## Task to carry out
Each entry should be quoted word for word, including every mark of punctuation.

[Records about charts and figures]

-- Start --

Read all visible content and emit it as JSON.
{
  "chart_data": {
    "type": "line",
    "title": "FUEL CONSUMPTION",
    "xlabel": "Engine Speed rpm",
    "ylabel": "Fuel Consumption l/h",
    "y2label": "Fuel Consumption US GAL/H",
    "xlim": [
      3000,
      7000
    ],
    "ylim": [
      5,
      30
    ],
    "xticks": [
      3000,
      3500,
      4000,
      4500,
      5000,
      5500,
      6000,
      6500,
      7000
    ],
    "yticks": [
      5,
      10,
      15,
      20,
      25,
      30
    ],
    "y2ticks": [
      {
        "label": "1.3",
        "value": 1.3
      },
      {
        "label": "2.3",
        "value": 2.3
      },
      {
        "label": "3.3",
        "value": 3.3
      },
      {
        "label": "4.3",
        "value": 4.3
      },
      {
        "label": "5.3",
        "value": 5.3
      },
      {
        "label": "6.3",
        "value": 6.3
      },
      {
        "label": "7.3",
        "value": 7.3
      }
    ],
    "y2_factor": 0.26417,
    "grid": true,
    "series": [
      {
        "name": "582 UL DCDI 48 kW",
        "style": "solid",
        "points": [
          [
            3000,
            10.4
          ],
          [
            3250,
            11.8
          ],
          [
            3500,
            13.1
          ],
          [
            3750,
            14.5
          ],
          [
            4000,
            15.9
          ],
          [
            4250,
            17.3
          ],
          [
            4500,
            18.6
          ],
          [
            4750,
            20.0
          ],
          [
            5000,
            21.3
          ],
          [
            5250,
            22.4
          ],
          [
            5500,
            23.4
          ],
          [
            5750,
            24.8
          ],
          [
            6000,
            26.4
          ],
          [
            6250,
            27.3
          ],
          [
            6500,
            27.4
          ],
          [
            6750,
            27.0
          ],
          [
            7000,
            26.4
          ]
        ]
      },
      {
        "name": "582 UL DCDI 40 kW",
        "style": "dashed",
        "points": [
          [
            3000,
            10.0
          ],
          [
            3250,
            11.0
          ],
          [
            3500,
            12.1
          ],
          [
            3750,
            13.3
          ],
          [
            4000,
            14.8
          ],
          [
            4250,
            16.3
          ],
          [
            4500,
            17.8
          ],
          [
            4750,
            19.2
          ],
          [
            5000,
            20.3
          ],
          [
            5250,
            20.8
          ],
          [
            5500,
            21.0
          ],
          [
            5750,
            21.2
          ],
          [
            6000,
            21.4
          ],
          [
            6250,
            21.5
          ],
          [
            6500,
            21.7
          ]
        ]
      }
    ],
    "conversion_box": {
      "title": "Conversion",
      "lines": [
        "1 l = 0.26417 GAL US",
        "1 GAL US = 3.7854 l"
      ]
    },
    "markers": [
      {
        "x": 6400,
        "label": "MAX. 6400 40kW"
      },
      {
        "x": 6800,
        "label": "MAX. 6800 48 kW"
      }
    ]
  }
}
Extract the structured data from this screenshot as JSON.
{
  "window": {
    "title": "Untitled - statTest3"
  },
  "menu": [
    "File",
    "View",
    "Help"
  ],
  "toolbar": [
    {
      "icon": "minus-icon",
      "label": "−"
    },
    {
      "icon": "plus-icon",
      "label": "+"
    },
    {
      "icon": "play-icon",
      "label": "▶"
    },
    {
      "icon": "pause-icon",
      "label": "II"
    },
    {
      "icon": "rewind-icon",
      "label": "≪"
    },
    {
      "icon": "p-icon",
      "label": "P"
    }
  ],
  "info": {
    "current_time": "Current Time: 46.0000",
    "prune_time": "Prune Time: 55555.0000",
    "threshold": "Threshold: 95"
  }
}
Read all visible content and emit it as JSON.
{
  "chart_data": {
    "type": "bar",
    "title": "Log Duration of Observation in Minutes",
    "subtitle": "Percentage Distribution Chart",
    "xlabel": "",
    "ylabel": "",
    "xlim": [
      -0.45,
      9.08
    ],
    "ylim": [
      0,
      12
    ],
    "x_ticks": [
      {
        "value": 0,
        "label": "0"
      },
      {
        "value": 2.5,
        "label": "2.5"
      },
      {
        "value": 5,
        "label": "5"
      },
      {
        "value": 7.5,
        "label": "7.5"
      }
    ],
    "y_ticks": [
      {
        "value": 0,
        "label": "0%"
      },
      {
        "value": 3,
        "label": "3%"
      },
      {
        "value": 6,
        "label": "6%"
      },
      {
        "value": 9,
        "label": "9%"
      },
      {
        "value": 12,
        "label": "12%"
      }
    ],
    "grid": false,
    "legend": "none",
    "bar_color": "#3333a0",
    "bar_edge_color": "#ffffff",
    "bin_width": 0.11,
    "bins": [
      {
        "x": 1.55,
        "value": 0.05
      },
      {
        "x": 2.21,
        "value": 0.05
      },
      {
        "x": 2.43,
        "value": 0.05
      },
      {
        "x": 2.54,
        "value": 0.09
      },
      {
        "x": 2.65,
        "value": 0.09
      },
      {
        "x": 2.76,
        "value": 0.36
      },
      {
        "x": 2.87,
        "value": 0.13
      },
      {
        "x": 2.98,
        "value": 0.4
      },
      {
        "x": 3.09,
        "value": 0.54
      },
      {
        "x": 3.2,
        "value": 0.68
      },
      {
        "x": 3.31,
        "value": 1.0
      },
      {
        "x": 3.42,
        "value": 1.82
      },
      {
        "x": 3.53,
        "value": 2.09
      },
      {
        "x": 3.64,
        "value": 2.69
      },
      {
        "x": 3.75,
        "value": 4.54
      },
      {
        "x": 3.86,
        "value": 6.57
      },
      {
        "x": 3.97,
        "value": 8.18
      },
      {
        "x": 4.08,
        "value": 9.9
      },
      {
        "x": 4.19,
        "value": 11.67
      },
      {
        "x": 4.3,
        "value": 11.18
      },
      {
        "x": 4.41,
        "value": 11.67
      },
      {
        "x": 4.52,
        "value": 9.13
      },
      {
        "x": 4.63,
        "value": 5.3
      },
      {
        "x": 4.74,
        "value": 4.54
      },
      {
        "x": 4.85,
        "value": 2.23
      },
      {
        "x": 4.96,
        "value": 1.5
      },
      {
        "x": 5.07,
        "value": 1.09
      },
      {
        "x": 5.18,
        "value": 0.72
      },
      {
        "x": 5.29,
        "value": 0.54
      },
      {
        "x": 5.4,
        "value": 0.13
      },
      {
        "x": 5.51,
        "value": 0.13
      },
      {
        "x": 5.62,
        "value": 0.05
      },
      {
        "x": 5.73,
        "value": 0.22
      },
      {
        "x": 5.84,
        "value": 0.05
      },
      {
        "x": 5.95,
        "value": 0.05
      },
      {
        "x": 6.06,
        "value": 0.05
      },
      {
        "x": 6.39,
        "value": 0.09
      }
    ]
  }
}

-- End --

## Completed task
Read all visible content and emit it as JSON.
{
  "chart_data": {
    "type": "line",
    "title": "FUEL CONSUMPTION",
    "xlabel": "Engine Speed rpm",
    "ylabel": "Fuel Consumption l/h",
    "y2label": "Fuel Consumption US GAL/H",
    "xlim": [
      3000,
      7000
    ],
    "ylim": [
      5,
      30
    ],
    "xticks": [
      3000,
      3500,
      4000,
      4500,
      5000,
      5500,
      6000,
      6500,
      7000
    ],
    "yticks": [
      5,
      10,
      15,
      20,
      25,
      30
    ],
    "y2ticks": [
      {
        "label": "1.3",
        "value": 1.3
      },
      {
        "label": "2.3",
        "value": 2.3
      },
      {
        "label": "3.3",
        "value": 3.3
      },
      {
        "label": "4.3",
        "value": 4.3
      },
      {
        "label": "5.3",
        "value": 5.3
      },
      {
        "label": "6.3",
        "value": 6.3
      },
      {
        "label": "7.3",
        "value": 7.3
      }
    ],
    "y2_factor": 0.26417,
    "grid": true,
    "series": [
      {
        "name": "582 UL DCDI 48 kW",
        "style": "solid",
        "points": [
          [
            3000,
            10.4
          ],
          [
            3250,
            11.8
          ],
          [
            3500,
            13.1
          ],
          [
            3750,
            14.5
          ],
          [
            4000,
            15.9
          ],
          [
            4250,
            17.3
          ],
          [
            4500,
            18.6
          ],
          [
            4750,
            20.0
          ],
          [
            5000,
            21.3
          ],
          [
            5250,
            22.4
          ],
          [
            5500,
            23.4
          ],
          [
            5750,
            24.8
          ],
          [
            6000,
            26.4
          ],
          [
            6250,
            27.3
          ],
          [
            6500,
            27.4
          ],
          [
            6750,
            27.0
          ],
          [
            7000,
            26.4
          ]
        ]
      },
      {
        "name": "582 UL DCDI 40 kW",
        "style": "dashed",
        "points": [
          [
            3000,
            10.0
          ],
          [
            3250,
            11.0
          ],
          [
            3500,
            12.1
          ],
          [
            3750,
            13.3
          ],
          [
            4000,
            14.8
          ],
          [
            4250,
            16.3
          ],
          [
            4500,
            17.8
          ],
          [
            4750,
            19.2
          ],
          [
            5000,
            20.3
          ],
          [
            5250,
            20.8
          ],
          [
            5500,
            21.0
          ],
          [
            5750,
            21.2
          ],
          [
            6000,
            21.4
          ],
          [
            6250,
            21.5
          ],
          [
            6500,
            21.7
          ]
        ]
      }
    ],
    "conversion_box": {
      "title": "Conversion",
      "lines": [
        "1 l = 0.26417 GAL US",
        "1 GAL US = 3.7854 l"
      ]
    },
    "markers": [
      {
        "x": 6400,
        "label": "MAX. 6400 40kW"
      },
      {
        "x": 6800,
        "label": "MAX. 6800 48 kW"
      }
    ]
  }
}
Extract the structured data from this screenshot as JSON.
{
  "window": {
    "title": "Untitled - statTest3"
  },
  "menu": [
    "File",
    "View",
    "Help"
  ],
  "toolbar": [
    {
      "icon": "minus-icon",
      "label": "−"
    },
    {
      "icon": "plus-icon",
      "label": "+"
    },
    {
      "icon": "play-icon",
      "label": "▶"
    },
    {
      "icon": "pause-icon",
      "label": "II"
    },
    {
      "icon": "rewind-icon",
      "label": "≪"
    },
    {
      "icon": "p-icon",
      "label": "P"
    }
  ],
  "info": {
    "current_time": "Current Time: 46.0000",
    "prune_time": "Prune Time: 55555.0000",
    "threshold": "Threshold: 95"
  }
}
Read all visible content and emit it as JSON.
{
  "chart_data": {
    "type": "bar",
    "title": "Log Duration of Observation in Minutes",
    "subtitle": "Percentage Distribution Chart",
    "xlabel": "",
    "ylabel": "",
    "xlim": [
      -0.45,
      9.08
    ],
    "ylim": [
      0,
      12
    ],
    "x_ticks": [
      {
        "value": 0,
        "label": "0"
      },
      {
        "value": 2.5,
        "label": "2.5"
      },
      {
        "value": 5,
        "label": "5"
      },
      {
        "value": 7.5,
        "label": "7.5"
      }
    ],
    "y_ticks": [
      {
        "value": 0,
        "label": "0%"
      },
      {
        "value": 3,
        "label": "3%"
      },
      {
        "value": 6,
        "label": "6%"
      },
      {
        "value": 9,
        "label": "9%"
      },
      {
        "value": 12,
        "label": "12%"
      }
    ],
    "grid": false,
    "legend": "none",
    "bar_color": "#3333a0",
    "bar_edge_color": "#ffffff",
    "bin_width": 0.11,
    "bins": [
      {
        "x": 1.55,
        "value": 0.05
      },
      {
        "x": 2.21,
        "value": 0.05
      },
      {
        "x": 2.43,
        "value": 0.05
      },
      {
        "x": 2.54,
        "value": 0.09
      },
      {
        "x": 2.65,
        "value": 0.09
      },
      {
        "x": 2.76,
        "value": 0.36
      },
      {
        "x": 2.87,
        "value": 0.13
      },
      {
        "x": 2.98,
        "value": 0.4
      },
      {
        "x": 3.09,
        "value": 0.54
      },
      {
        "x": 3.2,
        "value": 0.68
      },
      {
        "x": 3.31,
        "value": 1.0
      },
      {
        "x": 3.42,
        "value": 1.82
      },
      {
        "x": 3.53,
        "value": 2.09
      },
      {
        "x": 3.64,
        "value": 2.69
      },
      {
        "x": 3.75,
        "value": 4.54
      },
      {
        "x": 3.86,
        "value": 6.57
      },
      {
        "x": 3.97,
        "value": 8.18
      },
      {
        "x": 4.08,
        "value": 9.9
      },
      {
        "x": 4.19,
        "value": 11.67
      },
      {
        "x": 4.3,
        "value": 11.18
      },
      {
        "x": 4.41,
        "value": 11.67
      },
      {
        "x": 4.52,
        "value": 9.13
      },
      {
        "x": 4.63,
        "value": 5.3
      },
      {
        "x": 4.74,
        "value": 4.54
      },
      {
        "x": 4.85,
        "value": 2.23
      },
      {
        "x": 4.96,
        "value": 1.5
      },
      {
        "x": 5.07,
        "value": 1.09
      },
      {
        "x": 5.18,
        "value": 0.72
      },
      {
        "x": 5.29,
        "value": 0.54
      },
      {
        "x": 5.4,
        "value": 0.13
      },
      {
        "x": 5.51,
        "value": 0.13
      },
      {
        "x": 5.62,
        "value": 0.05
      },
      {
        "x": 5.73,
        "value": 0.22
      },
      {
        "x": 5.84,
        "value": 0.05
      },
      {
        "x": 5.95,
        "value": 0.05
      },
      {
        "x": 6.06,
        "value": 0.05
      },
      {
        "x": 6.39,
        "value": 0.09
      }
    ]
  }
}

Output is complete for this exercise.